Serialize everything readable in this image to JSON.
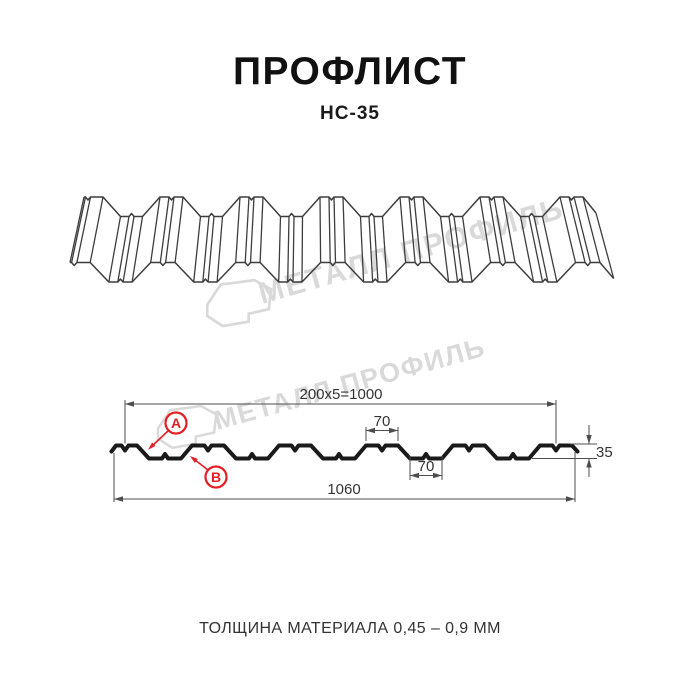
{
  "header": {
    "title": "ПРОФЛИСТ",
    "subtitle": "НС-35"
  },
  "watermark": {
    "text": "МЕТАЛЛ ПРОФИЛЬ",
    "color": "#d9d9d9"
  },
  "callouts": {
    "a": "A",
    "b": "B"
  },
  "dimensions": {
    "working_width": "200x5=1000",
    "crest_width": "70",
    "trough_width": "70",
    "profile_height": "35",
    "overall_width": "1060"
  },
  "footer": {
    "thickness_note": "ТОЛЩИНА МАТЕРИАЛА 0,45 – 0,9 ММ"
  },
  "colors": {
    "background": "#ffffff",
    "drawing_line": "#3d3d3d",
    "profile_line": "#1a1a1a",
    "dimension_line": "#4d4d4d",
    "accent_red": "#e31e24",
    "watermark": "#d9d9d9"
  },
  "diagram": {
    "type": "profiled-sheet-technical-drawing",
    "product": "НС-35",
    "module_mm": 200,
    "modules": 5,
    "working_width_mm": 1000,
    "overall_width_mm": 1060,
    "crest_width_mm": 70,
    "trough_width_mm": 70,
    "profile_height_mm": 35,
    "thickness_min_mm": 0.45,
    "thickness_max_mm": 0.9
  }
}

WORK TO BE COMPLETED: Every line above should be returned exactly; the pictures stay out.

EXERCISE RESULT:
Serialize everything readable in this image to JSON.
{
  "header": {
    "title": "ПРОФЛИСТ",
    "subtitle": "НС-35"
  },
  "watermark": {
    "text": "МЕТАЛЛ ПРОФИЛЬ",
    "color": "#d9d9d9"
  },
  "callouts": {
    "a": "A",
    "b": "B"
  },
  "dimensions": {
    "working_width": "200x5=1000",
    "crest_width": "70",
    "trough_width": "70",
    "profile_height": "35",
    "overall_width": "1060"
  },
  "footer": {
    "thickness_note": "ТОЛЩИНА МАТЕРИАЛА 0,45 – 0,9 ММ"
  },
  "colors": {
    "background": "#ffffff",
    "drawing_line": "#3d3d3d",
    "profile_line": "#1a1a1a",
    "dimension_line": "#4d4d4d",
    "accent_red": "#e31e24",
    "watermark": "#d9d9d9"
  },
  "diagram": {
    "type": "profiled-sheet-technical-drawing",
    "product": "НС-35",
    "module_mm": 200,
    "modules": 5,
    "working_width_mm": 1000,
    "overall_width_mm": 1060,
    "crest_width_mm": 70,
    "trough_width_mm": 70,
    "profile_height_mm": 35,
    "thickness_min_mm": 0.45,
    "thickness_max_mm": 0.9
  }
}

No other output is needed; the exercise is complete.